▸ **What to do**
All of the entries need to be written out again, exactly as they are.

## begin Information provided

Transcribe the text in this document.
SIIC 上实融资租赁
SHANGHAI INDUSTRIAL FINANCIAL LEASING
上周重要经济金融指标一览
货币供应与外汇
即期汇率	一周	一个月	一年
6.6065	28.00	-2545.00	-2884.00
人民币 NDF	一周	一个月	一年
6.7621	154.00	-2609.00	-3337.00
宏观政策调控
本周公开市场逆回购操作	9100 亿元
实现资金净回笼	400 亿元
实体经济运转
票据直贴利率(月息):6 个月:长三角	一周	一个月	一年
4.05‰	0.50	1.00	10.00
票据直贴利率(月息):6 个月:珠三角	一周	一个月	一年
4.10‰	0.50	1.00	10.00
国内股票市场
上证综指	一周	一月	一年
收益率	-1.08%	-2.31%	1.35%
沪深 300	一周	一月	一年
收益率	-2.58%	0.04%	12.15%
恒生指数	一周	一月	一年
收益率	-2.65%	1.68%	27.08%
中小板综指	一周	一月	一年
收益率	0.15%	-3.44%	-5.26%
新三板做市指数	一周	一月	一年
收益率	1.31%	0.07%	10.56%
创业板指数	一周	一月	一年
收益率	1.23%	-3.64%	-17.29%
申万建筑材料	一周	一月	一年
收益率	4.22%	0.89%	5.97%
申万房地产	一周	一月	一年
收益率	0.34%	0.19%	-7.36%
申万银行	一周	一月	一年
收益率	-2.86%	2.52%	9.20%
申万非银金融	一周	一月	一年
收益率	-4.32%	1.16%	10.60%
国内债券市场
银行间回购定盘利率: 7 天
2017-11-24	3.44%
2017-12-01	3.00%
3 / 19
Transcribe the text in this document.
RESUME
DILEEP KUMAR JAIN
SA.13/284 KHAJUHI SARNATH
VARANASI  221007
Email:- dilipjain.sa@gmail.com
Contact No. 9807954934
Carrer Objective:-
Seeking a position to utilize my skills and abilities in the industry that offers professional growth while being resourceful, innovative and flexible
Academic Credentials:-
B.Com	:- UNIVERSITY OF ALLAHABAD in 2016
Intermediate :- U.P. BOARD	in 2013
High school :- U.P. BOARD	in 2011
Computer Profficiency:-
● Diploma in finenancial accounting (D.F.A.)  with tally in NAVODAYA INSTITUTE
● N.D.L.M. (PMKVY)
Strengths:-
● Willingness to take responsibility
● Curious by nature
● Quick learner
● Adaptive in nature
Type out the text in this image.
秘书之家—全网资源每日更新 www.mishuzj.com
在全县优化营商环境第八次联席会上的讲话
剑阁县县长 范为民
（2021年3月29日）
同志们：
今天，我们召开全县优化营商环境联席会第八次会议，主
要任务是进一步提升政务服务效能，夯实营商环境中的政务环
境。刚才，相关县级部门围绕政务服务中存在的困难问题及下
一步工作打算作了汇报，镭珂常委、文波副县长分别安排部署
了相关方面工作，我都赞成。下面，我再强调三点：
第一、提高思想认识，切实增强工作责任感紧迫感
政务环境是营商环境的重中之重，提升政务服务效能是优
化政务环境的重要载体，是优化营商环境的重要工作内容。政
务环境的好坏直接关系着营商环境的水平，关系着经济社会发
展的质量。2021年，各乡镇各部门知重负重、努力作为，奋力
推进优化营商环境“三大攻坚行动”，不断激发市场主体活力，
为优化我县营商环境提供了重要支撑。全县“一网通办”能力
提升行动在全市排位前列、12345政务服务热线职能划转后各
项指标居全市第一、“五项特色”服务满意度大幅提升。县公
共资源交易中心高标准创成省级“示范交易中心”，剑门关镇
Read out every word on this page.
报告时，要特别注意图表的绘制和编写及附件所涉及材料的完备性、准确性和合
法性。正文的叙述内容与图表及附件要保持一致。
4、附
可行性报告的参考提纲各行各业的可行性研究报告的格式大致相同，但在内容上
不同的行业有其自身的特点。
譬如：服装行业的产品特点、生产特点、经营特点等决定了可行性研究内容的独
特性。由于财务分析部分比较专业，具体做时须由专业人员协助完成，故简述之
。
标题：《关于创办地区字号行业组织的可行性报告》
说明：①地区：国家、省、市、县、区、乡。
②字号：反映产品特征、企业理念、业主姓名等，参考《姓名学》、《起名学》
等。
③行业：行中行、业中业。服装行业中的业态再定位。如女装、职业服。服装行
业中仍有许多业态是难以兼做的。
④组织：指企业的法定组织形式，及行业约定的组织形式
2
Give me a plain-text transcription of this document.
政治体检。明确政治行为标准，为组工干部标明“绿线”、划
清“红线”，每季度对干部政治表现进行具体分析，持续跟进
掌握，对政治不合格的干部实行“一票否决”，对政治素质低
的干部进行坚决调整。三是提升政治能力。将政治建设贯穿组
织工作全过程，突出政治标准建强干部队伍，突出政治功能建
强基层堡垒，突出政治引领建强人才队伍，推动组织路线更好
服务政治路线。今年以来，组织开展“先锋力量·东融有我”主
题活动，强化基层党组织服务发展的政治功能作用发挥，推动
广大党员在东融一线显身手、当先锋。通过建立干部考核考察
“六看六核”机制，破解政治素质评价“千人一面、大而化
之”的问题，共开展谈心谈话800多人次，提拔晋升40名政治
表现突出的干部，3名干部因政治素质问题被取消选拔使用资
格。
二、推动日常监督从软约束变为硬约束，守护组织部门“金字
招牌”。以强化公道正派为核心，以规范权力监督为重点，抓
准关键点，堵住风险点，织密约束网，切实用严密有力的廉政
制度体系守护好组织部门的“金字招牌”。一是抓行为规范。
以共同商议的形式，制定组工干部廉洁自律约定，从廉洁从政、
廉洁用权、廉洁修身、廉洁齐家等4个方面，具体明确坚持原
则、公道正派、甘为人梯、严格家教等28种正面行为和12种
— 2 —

## end Information provided

▸ **Response to this task**
Transcribe the text in this document.
SIIC 上实融资租赁
SHANGHAI INDUSTRIAL FINANCIAL LEASING
上周重要经济金融指标一览
货币供应与外汇
即期汇率	一周	一个月	一年
6.6065	28.00	-2545.00	-2884.00
人民币 NDF	一周	一个月	一年
6.7621	154.00	-2609.00	-3337.00
宏观政策调控
本周公开市场逆回购操作	9100 亿元
实现资金净回笼	400 亿元
实体经济运转
票据直贴利率(月息):6 个月:长三角	一周	一个月	一年
4.05‰	0.50	1.00	10.00
票据直贴利率(月息):6 个月:珠三角	一周	一个月	一年
4.10‰	0.50	1.00	10.00
国内股票市场
上证综指	一周	一月	一年
收益率	-1.08%	-2.31%	1.35%
沪深 300	一周	一月	一年
收益率	-2.58%	0.04%	12.15%
恒生指数	一周	一月	一年
收益率	-2.65%	1.68%	27.08%
中小板综指	一周	一月	一年
收益率	0.15%	-3.44%	-5.26%
新三板做市指数	一周	一月	一年
收益率	1.31%	0.07%	10.56%
创业板指数	一周	一月	一年
收益率	1.23%	-3.64%	-17.29%
申万建筑材料	一周	一月	一年
收益率	4.22%	0.89%	5.97%
申万房地产	一周	一月	一年
收益率	0.34%	0.19%	-7.36%
申万银行	一周	一月	一年
收益率	-2.86%	2.52%	9.20%
申万非银金融	一周	一月	一年
收益率	-4.32%	1.16%	10.60%
国内债券市场
银行间回购定盘利率: 7 天
2017-11-24	3.44%
2017-12-01	3.00%
3 / 19
Transcribe the text in this document.
RESUME
DILEEP KUMAR JAIN
SA.13/284 KHAJUHI SARNATH
VARANASI  221007
Email:- dilipjain.sa@gmail.com
Contact No. 9807954934
Carrer Objective:-
Seeking a position to utilize my skills and abilities in the industry that offers professional growth while being resourceful, innovative and flexible
Academic Credentials:-
B.Com	:- UNIVERSITY OF ALLAHABAD in 2016
Intermediate :- U.P. BOARD	in 2013
High school :- U.P. BOARD	in 2011
Computer Profficiency:-
● Diploma in finenancial accounting (D.F.A.)  with tally in NAVODAYA INSTITUTE
● N.D.L.M. (PMKVY)
Strengths:-
● Willingness to take responsibility
● Curious by nature
● Quick learner
● Adaptive in nature
Type out the text in this image.
秘书之家—全网资源每日更新 www.mishuzj.com
在全县优化营商环境第八次联席会上的讲话
剑阁县县长 范为民
（2021年3月29日）
同志们：
今天，我们召开全县优化营商环境联席会第八次会议，主
要任务是进一步提升政务服务效能，夯实营商环境中的政务环
境。刚才，相关县级部门围绕政务服务中存在的困难问题及下
一步工作打算作了汇报，镭珂常委、文波副县长分别安排部署
了相关方面工作，我都赞成。下面，我再强调三点：
第一、提高思想认识，切实增强工作责任感紧迫感
政务环境是营商环境的重中之重，提升政务服务效能是优
化政务环境的重要载体，是优化营商环境的重要工作内容。政
务环境的好坏直接关系着营商环境的水平，关系着经济社会发
展的质量。2021年，各乡镇各部门知重负重、努力作为，奋力
推进优化营商环境“三大攻坚行动”，不断激发市场主体活力，
为优化我县营商环境提供了重要支撑。全县“一网通办”能力
提升行动在全市排位前列、12345政务服务热线职能划转后各
项指标居全市第一、“五项特色”服务满意度大幅提升。县公
共资源交易中心高标准创成省级“示范交易中心”，剑门关镇
Read out every word on this page.
报告时，要特别注意图表的绘制和编写及附件所涉及材料的完备性、准确性和合
法性。正文的叙述内容与图表及附件要保持一致。
4、附
可行性报告的参考提纲各行各业的可行性研究报告的格式大致相同，但在内容上
不同的行业有其自身的特点。
譬如：服装行业的产品特点、生产特点、经营特点等决定了可行性研究内容的独
特性。由于财务分析部分比较专业，具体做时须由专业人员协助完成，故简述之
。
标题：《关于创办地区字号行业组织的可行性报告》
说明：①地区：国家、省、市、县、区、乡。
②字号：反映产品特征、企业理念、业主姓名等，参考《姓名学》、《起名学》
等。
③行业：行中行、业中业。服装行业中的业态再定位。如女装、职业服。服装行
业中仍有许多业态是难以兼做的。
④组织：指企业的法定组织形式，及行业约定的组织形式
2
Give me a plain-text transcription of this document.
政治体检。明确政治行为标准，为组工干部标明“绿线”、划
清“红线”，每季度对干部政治表现进行具体分析，持续跟进
掌握，对政治不合格的干部实行“一票否决”，对政治素质低
的干部进行坚决调整。三是提升政治能力。将政治建设贯穿组
织工作全过程，突出政治标准建强干部队伍，突出政治功能建
强基层堡垒，突出政治引领建强人才队伍，推动组织路线更好
服务政治路线。今年以来，组织开展“先锋力量·东融有我”主
题活动，强化基层党组织服务发展的政治功能作用发挥，推动
广大党员在东融一线显身手、当先锋。通过建立干部考核考察
“六看六核”机制，破解政治素质评价“千人一面、大而化
之”的问题，共开展谈心谈话800多人次，提拔晋升40名政治
表现突出的干部，3名干部因政治素质问题被取消选拔使用资
格。
二、推动日常监督从软约束变为硬约束，守护组织部门“金字
招牌”。以强化公道正派为核心，以规范权力监督为重点，抓
准关键点，堵住风险点，织密约束网，切实用严密有力的廉政
制度体系守护好组织部门的“金字招牌”。一是抓行为规范。
以共同商议的形式，制定组工干部廉洁自律约定，从廉洁从政、
廉洁用权、廉洁修身、廉洁齐家等4个方面，具体明确坚持原
则、公道正派、甘为人梯、严格家教等28种正面行为和12种
— 2 —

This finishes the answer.